> GOAL OF THE EXERCISE: Tally the lines of the listing that contain the string "Protected". Give the number and nothing else.

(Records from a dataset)
++++
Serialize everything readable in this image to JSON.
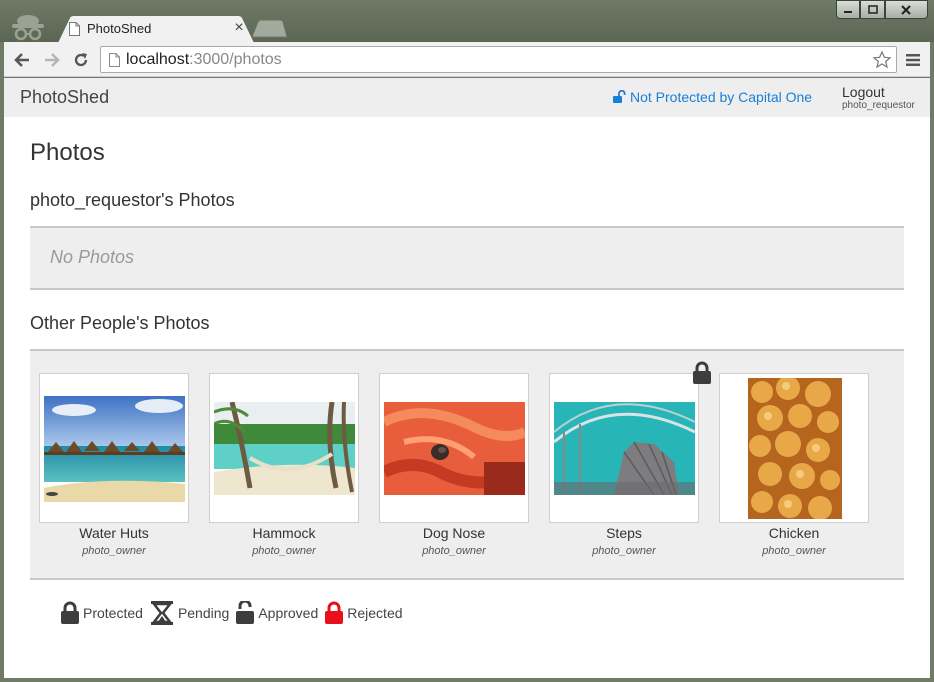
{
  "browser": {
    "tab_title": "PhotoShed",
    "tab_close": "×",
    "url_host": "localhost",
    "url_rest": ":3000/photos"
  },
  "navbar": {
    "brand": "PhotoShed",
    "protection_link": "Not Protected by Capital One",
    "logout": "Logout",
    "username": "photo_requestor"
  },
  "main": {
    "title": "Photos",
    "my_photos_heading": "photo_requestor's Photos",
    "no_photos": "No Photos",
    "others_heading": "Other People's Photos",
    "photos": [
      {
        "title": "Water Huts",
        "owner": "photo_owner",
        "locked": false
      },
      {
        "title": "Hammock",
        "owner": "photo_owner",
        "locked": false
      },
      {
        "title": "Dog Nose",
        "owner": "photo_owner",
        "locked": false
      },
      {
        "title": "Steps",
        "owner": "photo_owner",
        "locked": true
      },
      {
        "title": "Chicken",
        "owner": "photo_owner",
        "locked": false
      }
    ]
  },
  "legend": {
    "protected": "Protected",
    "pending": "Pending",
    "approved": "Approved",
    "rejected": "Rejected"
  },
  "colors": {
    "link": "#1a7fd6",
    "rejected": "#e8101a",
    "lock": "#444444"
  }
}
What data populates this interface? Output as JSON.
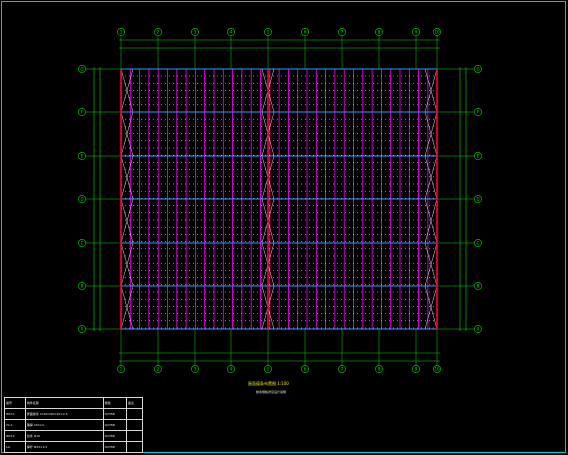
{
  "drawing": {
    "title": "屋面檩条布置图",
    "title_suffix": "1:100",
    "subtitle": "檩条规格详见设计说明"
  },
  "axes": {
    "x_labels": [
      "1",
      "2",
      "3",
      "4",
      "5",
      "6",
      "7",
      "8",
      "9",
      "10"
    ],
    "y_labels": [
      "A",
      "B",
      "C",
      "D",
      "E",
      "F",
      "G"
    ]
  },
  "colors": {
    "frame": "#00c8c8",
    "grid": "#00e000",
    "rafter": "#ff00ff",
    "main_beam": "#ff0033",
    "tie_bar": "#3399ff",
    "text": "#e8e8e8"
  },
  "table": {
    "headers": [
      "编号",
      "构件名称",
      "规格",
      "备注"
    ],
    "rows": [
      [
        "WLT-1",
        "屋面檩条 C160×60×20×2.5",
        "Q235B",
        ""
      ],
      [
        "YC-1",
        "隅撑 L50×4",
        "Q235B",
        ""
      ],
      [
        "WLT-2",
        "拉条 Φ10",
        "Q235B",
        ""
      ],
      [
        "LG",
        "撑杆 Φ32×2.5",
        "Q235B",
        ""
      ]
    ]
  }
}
++++
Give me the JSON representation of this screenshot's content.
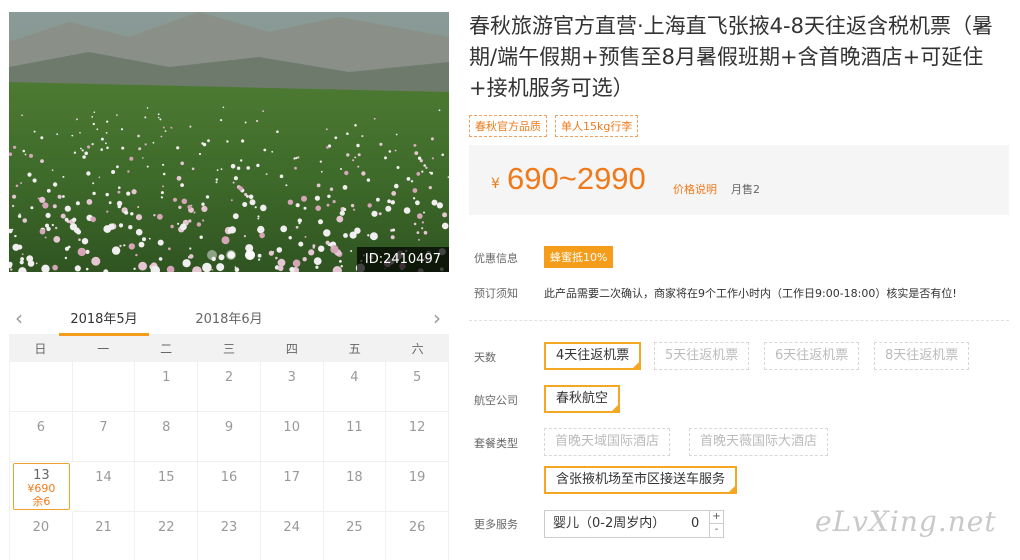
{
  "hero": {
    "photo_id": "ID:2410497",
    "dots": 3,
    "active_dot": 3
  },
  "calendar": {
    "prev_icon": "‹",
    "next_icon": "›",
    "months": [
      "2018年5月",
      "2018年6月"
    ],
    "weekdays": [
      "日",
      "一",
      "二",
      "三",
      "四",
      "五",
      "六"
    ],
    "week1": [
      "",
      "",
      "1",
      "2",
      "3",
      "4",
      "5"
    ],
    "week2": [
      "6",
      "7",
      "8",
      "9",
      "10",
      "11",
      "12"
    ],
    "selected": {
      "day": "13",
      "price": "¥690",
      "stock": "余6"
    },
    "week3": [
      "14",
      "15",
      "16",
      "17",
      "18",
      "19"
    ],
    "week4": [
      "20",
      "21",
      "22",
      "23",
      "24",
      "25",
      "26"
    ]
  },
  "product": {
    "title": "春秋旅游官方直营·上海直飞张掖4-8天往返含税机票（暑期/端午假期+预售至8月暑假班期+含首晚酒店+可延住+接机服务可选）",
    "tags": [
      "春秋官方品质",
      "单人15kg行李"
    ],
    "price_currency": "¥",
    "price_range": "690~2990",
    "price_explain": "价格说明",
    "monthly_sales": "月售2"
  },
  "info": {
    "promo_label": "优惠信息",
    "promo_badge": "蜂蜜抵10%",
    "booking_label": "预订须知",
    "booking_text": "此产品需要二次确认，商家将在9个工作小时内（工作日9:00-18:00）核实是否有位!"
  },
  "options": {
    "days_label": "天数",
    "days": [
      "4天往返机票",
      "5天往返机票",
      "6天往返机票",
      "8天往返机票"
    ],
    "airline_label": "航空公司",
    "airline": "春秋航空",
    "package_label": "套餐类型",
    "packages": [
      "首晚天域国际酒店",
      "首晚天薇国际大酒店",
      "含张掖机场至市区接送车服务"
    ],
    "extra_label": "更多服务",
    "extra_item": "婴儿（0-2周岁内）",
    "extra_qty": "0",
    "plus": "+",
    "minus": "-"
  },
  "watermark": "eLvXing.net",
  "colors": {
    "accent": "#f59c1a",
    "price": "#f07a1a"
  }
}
++++
> COMPLETED TASK: 2